### DOCUMENT SEGMENT
DVDs In Brief: September 21, 2011

It’s unfortunate that Bridesmaids (Universal) was freighted with so much responsibility: Not only did it have to be a funny comedy, it also had to prove that producer Judd Apatow didn’t have a female problem, and that Americans also didn’t, and could accept a raunchy Hangover-for-women that would bring men in, too. Happily, it did all those things, shrewdly fusing fresh observations about marriage and friendship with the obligatory outrageous setpieces. It looks too much like a TV show—those establishing shots of Milwaukee are very Laverne & Shirley—but writer/star Kristen Wiig and the cast score big laughs when it counts…

The miniseries format could not be better suited to the dramatic saga of America’s greatest political family, but The Kennedys (New Video), from ultra-conservative 24 producer Joel Surnow, proved so toxic that it couldn’t find a network. After the History Channel and Showtime both passed, the series finally landed far down the cable dial on the Reelz Channel, and critics pounced on it mercilessly. Most singled out for ridicule: Katie Holmes, whose miscasting as Jacqueline Onassis is apparent in a New England accent that’s somewhere between a gangster’s moll and the Quimby family on The Simpsons

Romance and history whip into an amber swell in Bride Flight (Music Box), a gauzy melodrama about three “war brides” from different backgrounds who emigrate together from Europe to Christchurch, New Zealand, where their new husbands are waiting for them. Set in 1953, the film touches on a range of issues, from one woman’s Jewishness to the conflict between recent immigrants and the Maori population, but it’s mostly a soap opera aimed at an older audience…

For generations in a Mexican circus family, tradition and hardship go hand-in-hand. One of many small ensembles that tour the poorest parts of the country, often to areas where people can’t afford admission, the Gran Circo Mexico, run by Tino Ponce, is a family operation where children learn to contort their bodies and train wild animals, but are otherwise uneducated. The fine documentary Circo (First Run) finds Ponce and his family at a time of transition, when the younger generation starts to question its proscribed role…

Classically trained actor and Daily Show correspondent Aasif Mandvi does double duty as screenwriter and star of Today’s Special (New Video), a loose adaptation of a play he wrote about a sous chef whose dreams of studying at a prestigious French cooking academy are threatened by his father’s desire for him to take over the family business. It’s as generic as it sounds. Mandvi has an appealing, expansive presence, but there’s precious little here to differentiate this from plenty of other big-hearted but terminally bland comedy-dramas about dreamers trying to make it against long odds.

Page layout parsing data:

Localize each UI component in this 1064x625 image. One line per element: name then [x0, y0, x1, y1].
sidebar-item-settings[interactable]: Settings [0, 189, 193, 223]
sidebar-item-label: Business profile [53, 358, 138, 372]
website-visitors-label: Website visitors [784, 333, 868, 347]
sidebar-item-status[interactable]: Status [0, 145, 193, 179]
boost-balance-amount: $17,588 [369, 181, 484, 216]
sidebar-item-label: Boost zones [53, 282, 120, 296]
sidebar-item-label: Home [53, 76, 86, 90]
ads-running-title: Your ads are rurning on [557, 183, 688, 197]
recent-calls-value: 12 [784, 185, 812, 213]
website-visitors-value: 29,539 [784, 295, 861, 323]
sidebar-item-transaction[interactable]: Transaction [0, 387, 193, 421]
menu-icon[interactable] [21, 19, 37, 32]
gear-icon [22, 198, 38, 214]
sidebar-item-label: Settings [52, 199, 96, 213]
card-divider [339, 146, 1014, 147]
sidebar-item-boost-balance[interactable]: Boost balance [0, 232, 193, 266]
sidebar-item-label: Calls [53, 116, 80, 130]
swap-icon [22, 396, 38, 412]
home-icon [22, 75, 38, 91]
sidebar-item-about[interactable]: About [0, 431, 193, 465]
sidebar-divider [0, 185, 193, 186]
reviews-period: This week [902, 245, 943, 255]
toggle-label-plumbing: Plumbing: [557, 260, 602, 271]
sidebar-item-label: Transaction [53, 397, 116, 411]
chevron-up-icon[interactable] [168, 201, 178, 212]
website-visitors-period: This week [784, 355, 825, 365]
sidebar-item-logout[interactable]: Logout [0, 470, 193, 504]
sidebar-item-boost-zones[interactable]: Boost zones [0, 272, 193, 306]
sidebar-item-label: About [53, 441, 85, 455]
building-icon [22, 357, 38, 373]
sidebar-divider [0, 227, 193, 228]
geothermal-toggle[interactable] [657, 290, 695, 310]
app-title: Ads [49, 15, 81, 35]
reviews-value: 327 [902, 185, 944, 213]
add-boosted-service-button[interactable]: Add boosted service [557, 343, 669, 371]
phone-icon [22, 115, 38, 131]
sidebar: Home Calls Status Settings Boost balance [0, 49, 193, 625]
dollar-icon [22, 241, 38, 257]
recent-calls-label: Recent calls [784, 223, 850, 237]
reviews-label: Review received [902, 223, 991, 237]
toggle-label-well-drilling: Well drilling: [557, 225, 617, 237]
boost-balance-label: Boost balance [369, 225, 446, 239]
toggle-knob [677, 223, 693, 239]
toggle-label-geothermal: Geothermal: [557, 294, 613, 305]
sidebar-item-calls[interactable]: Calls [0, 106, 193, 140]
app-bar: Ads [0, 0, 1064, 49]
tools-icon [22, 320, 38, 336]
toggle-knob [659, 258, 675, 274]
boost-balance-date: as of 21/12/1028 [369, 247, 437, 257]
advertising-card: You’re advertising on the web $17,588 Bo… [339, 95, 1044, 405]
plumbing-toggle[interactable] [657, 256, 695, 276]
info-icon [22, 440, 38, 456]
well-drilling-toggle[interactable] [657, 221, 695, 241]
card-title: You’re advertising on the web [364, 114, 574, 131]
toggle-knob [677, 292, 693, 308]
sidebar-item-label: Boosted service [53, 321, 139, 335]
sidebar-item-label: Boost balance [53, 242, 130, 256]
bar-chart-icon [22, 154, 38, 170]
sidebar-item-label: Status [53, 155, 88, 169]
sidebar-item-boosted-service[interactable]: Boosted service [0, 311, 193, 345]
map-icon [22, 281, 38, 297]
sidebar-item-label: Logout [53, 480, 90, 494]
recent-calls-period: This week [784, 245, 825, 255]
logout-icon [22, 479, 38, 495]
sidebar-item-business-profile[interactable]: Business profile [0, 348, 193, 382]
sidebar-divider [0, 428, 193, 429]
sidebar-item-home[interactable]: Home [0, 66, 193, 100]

### WHAT TO WORK ON
1. Please set down the DVD roundup's wording verbatim, starting with "Classically trained actor" and going on through "against long odds.".
2. In the DVD roundup, on which channel did The Kennedys finally land?

### RESPONSES IN ORDER
1.
Classically trained actor and Daily Show correspondent Aasif Mandvi does double duty as screenwriter and star of Today’s Special (New Video), a loose adaptation of a play he wrote about a sous chef whose dreams of studying at a prestigious French cooking academy are threatened by his father’s desire for him to take over the family business. It’s as generic as it sounds. Mandvi has an appealing, expansive presence, but there’s precious little here to differentiate this from plenty of other big-hearted but terminally bland comedy-dramas about dreamers trying to make it against long odds.

2. The Reelz Channel.